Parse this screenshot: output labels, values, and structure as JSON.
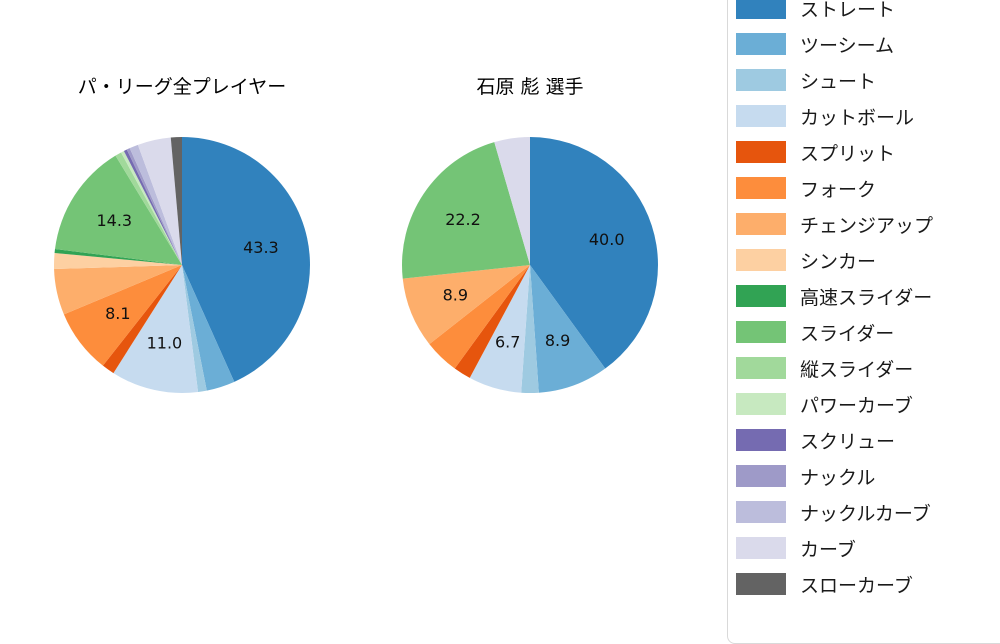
{
  "titles": {
    "left": "パ・リーグ全プレイヤー",
    "right": "石原 彪  選手"
  },
  "chart_data": [
    {
      "type": "pie",
      "title": "パ・リーグ全プレイヤー",
      "start_angle": "top",
      "direction": "clockwise",
      "labels_shown": [
        "43.3",
        "11.0",
        "8.1",
        "14.3"
      ],
      "slices": [
        {
          "name": "ストレート",
          "value": 43.3,
          "label": "43.3",
          "color": "#3182bd"
        },
        {
          "name": "ツーシーム",
          "value": 3.6,
          "label": "",
          "color": "#6baed6"
        },
        {
          "name": "シュート",
          "value": 1.1,
          "label": "",
          "color": "#9ecae1"
        },
        {
          "name": "カットボール",
          "value": 11.0,
          "label": "11.0",
          "color": "#c6dbef"
        },
        {
          "name": "スプリット",
          "value": 1.6,
          "label": "",
          "color": "#e6550d"
        },
        {
          "name": "フォーク",
          "value": 8.1,
          "label": "8.1",
          "color": "#fd8d3c"
        },
        {
          "name": "チェンジアップ",
          "value": 5.8,
          "label": "",
          "color": "#fdae6b"
        },
        {
          "name": "シンカー",
          "value": 2.0,
          "label": "",
          "color": "#fdd0a2"
        },
        {
          "name": "高速スライダー",
          "value": 0.5,
          "label": "",
          "color": "#31a354"
        },
        {
          "name": "スライダー",
          "value": 14.3,
          "label": "14.3",
          "color": "#74c476"
        },
        {
          "name": "縦スライダー",
          "value": 0.8,
          "label": "",
          "color": "#a1d99b"
        },
        {
          "name": "パワーカーブ",
          "value": 0.4,
          "label": "",
          "color": "#c7e9c0"
        },
        {
          "name": "スクリュー",
          "value": 0.4,
          "label": "",
          "color": "#756bb1"
        },
        {
          "name": "ナックル",
          "value": 0.4,
          "label": "",
          "color": "#9e9ac8"
        },
        {
          "name": "ナックルカーブ",
          "value": 1.1,
          "label": "",
          "color": "#bcbddc"
        },
        {
          "name": "カーブ",
          "value": 4.2,
          "label": "",
          "color": "#dadaeb"
        },
        {
          "name": "スローカーブ",
          "value": 1.4,
          "label": "",
          "color": "#636363"
        }
      ]
    },
    {
      "type": "pie",
      "title": "石原 彪  選手",
      "start_angle": "top",
      "direction": "clockwise",
      "labels_shown": [
        "40.0",
        "8.9",
        "6.7",
        "8.9",
        "22.2"
      ],
      "slices": [
        {
          "name": "ストレート",
          "value": 40.0,
          "label": "40.0",
          "color": "#3182bd"
        },
        {
          "name": "ツーシーム",
          "value": 8.9,
          "label": "8.9",
          "color": "#6baed6"
        },
        {
          "name": "シュート",
          "value": 2.2,
          "label": "",
          "color": "#9ecae1"
        },
        {
          "name": "カットボール",
          "value": 6.7,
          "label": "6.7",
          "color": "#c6dbef"
        },
        {
          "name": "スプリット",
          "value": 2.2,
          "label": "",
          "color": "#e6550d"
        },
        {
          "name": "フォーク",
          "value": 4.4,
          "label": "",
          "color": "#fd8d3c"
        },
        {
          "name": "チェンジアップ",
          "value": 8.9,
          "label": "8.9",
          "color": "#fdae6b"
        },
        {
          "name": "スライダー",
          "value": 22.2,
          "label": "22.2",
          "color": "#74c476"
        },
        {
          "name": "カーブ",
          "value": 4.5,
          "label": "",
          "color": "#dadaeb"
        }
      ]
    }
  ],
  "legend": {
    "items": [
      {
        "label": "ストレート",
        "color": "#3182bd"
      },
      {
        "label": "ツーシーム",
        "color": "#6baed6"
      },
      {
        "label": "シュート",
        "color": "#9ecae1"
      },
      {
        "label": "カットボール",
        "color": "#c6dbef"
      },
      {
        "label": "スプリット",
        "color": "#e6550d"
      },
      {
        "label": "フォーク",
        "color": "#fd8d3c"
      },
      {
        "label": "チェンジアップ",
        "color": "#fdae6b"
      },
      {
        "label": "シンカー",
        "color": "#fdd0a2"
      },
      {
        "label": "高速スライダー",
        "color": "#31a354"
      },
      {
        "label": "スライダー",
        "color": "#74c476"
      },
      {
        "label": "縦スライダー",
        "color": "#a1d99b"
      },
      {
        "label": "パワーカーブ",
        "color": "#c7e9c0"
      },
      {
        "label": "スクリュー",
        "color": "#756bb1"
      },
      {
        "label": "ナックル",
        "color": "#9e9ac8"
      },
      {
        "label": "ナックルカーブ",
        "color": "#bcbddc"
      },
      {
        "label": "カーブ",
        "color": "#dadaeb"
      },
      {
        "label": "スローカーブ",
        "color": "#636363"
      }
    ]
  }
}
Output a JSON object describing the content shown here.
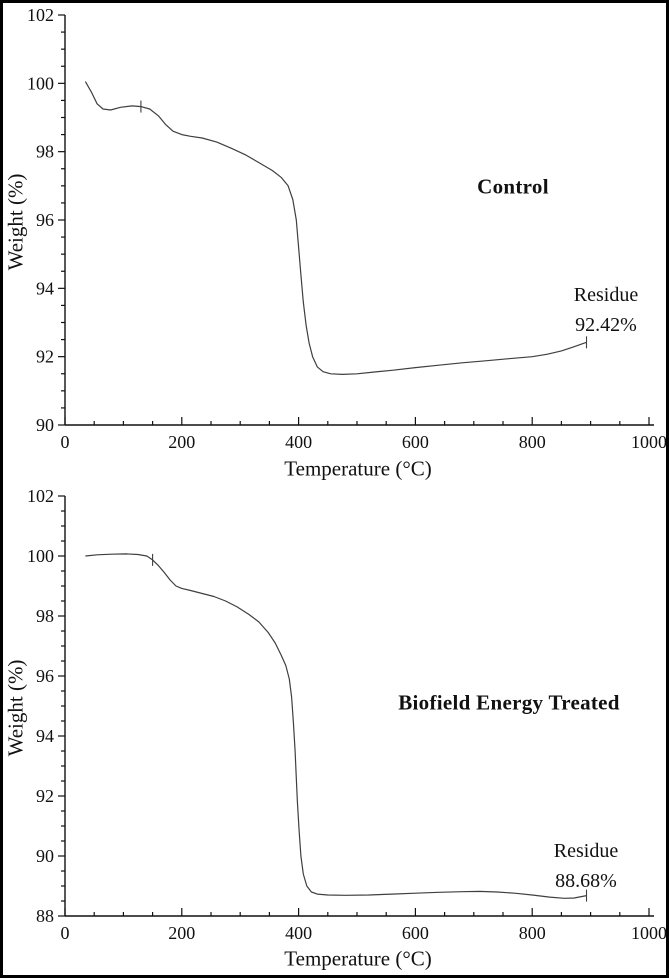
++++
GOAL OF THE EXERCISE:
Return the material exactly as given, apart from the pictures.

ANSWER FOR THIS EXERCISE:
Parse this screenshot: output labels, values, and structure as JSON.
{
  "titles": {
    "left": "パ・リーグ全プレイヤー",
    "right": "石原 彪  選手"
  },
  "chart_data": [
    {
      "type": "pie",
      "title": "パ・リーグ全プレイヤー",
      "start_angle": "top",
      "direction": "clockwise",
      "labels_shown": [
        "43.3",
        "11.0",
        "8.1",
        "14.3"
      ],
      "slices": [
        {
          "name": "ストレート",
          "value": 43.3,
          "label": "43.3",
          "color": "#3182bd"
        },
        {
          "name": "ツーシーム",
          "value": 3.6,
          "label": "",
          "color": "#6baed6"
        },
        {
          "name": "シュート",
          "value": 1.1,
          "label": "",
          "color": "#9ecae1"
        },
        {
          "name": "カットボール",
          "value": 11.0,
          "label": "11.0",
          "color": "#c6dbef"
        },
        {
          "name": "スプリット",
          "value": 1.6,
          "label": "",
          "color": "#e6550d"
        },
        {
          "name": "フォーク",
          "value": 8.1,
          "label": "8.1",
          "color": "#fd8d3c"
        },
        {
          "name": "チェンジアップ",
          "value": 5.8,
          "label": "",
          "color": "#fdae6b"
        },
        {
          "name": "シンカー",
          "value": 2.0,
          "label": "",
          "color": "#fdd0a2"
        },
        {
          "name": "高速スライダー",
          "value": 0.5,
          "label": "",
          "color": "#31a354"
        },
        {
          "name": "スライダー",
          "value": 14.3,
          "label": "14.3",
          "color": "#74c476"
        },
        {
          "name": "縦スライダー",
          "value": 0.8,
          "label": "",
          "color": "#a1d99b"
        },
        {
          "name": "パワーカーブ",
          "value": 0.4,
          "label": "",
          "color": "#c7e9c0"
        },
        {
          "name": "スクリュー",
          "value": 0.4,
          "label": "",
          "color": "#756bb1"
        },
        {
          "name": "ナックル",
          "value": 0.4,
          "label": "",
          "color": "#9e9ac8"
        },
        {
          "name": "ナックルカーブ",
          "value": 1.1,
          "label": "",
          "color": "#bcbddc"
        },
        {
          "name": "カーブ",
          "value": 4.2,
          "label": "",
          "color": "#dadaeb"
        },
        {
          "name": "スローカーブ",
          "value": 1.4,
          "label": "",
          "color": "#636363"
        }
      ]
    },
    {
      "type": "pie",
      "title": "石原 彪  選手",
      "start_angle": "top",
      "direction": "clockwise",
      "labels_shown": [
        "40.0",
        "8.9",
        "6.7",
        "8.9",
        "22.2"
      ],
      "slices": [
        {
          "name": "ストレート",
          "value": 40.0,
          "label": "40.0",
          "color": "#3182bd"
        },
        {
          "name": "ツーシーム",
          "value": 8.9,
          "label": "8.9",
          "color": "#6baed6"
        },
        {
          "name": "シュート",
          "value": 2.2,
          "label": "",
          "color": "#9ecae1"
        },
        {
          "name": "カットボール",
          "value": 6.7,
          "label": "6.7",
          "color": "#c6dbef"
        },
        {
          "name": "スプリット",
          "value": 2.2,
          "label": "",
          "color": "#e6550d"
        },
        {
          "name": "フォーク",
          "value": 4.4,
          "label": "",
          "color": "#fd8d3c"
        },
        {
          "name": "チェンジアップ",
          "value": 8.9,
          "label": "8.9",
          "color": "#fdae6b"
        },
        {
          "name": "スライダー",
          "value": 22.2,
          "label": "22.2",
          "color": "#74c476"
        },
        {
          "name": "カーブ",
          "value": 4.5,
          "label": "",
          "color": "#dadaeb"
        }
      ]
    }
  ],
  "legend": {
    "items": [
      {
        "label": "ストレート",
        "color": "#3182bd"
      },
      {
        "label": "ツーシーム",
        "color": "#6baed6"
      },
      {
        "label": "シュート",
        "color": "#9ecae1"
      },
      {
        "label": "カットボール",
        "color": "#c6dbef"
      },
      {
        "label": "スプリット",
        "color": "#e6550d"
      },
      {
        "label": "フォーク",
        "color": "#fd8d3c"
      },
      {
        "label": "チェンジアップ",
        "color": "#fdae6b"
      },
      {
        "label": "シンカー",
        "color": "#fdd0a2"
      },
      {
        "label": "高速スライダー",
        "color": "#31a354"
      },
      {
        "label": "スライダー",
        "color": "#74c476"
      },
      {
        "label": "縦スライダー",
        "color": "#a1d99b"
      },
      {
        "label": "パワーカーブ",
        "color": "#c7e9c0"
      },
      {
        "label": "スクリュー",
        "color": "#756bb1"
      },
      {
        "label": "ナックル",
        "color": "#9e9ac8"
      },
      {
        "label": "ナックルカーブ",
        "color": "#bcbddc"
      },
      {
        "label": "カーブ",
        "color": "#dadaeb"
      },
      {
        "label": "スローカーブ",
        "color": "#636363"
      }
    ]
  }
}
Output a JSON object describing the content shown here.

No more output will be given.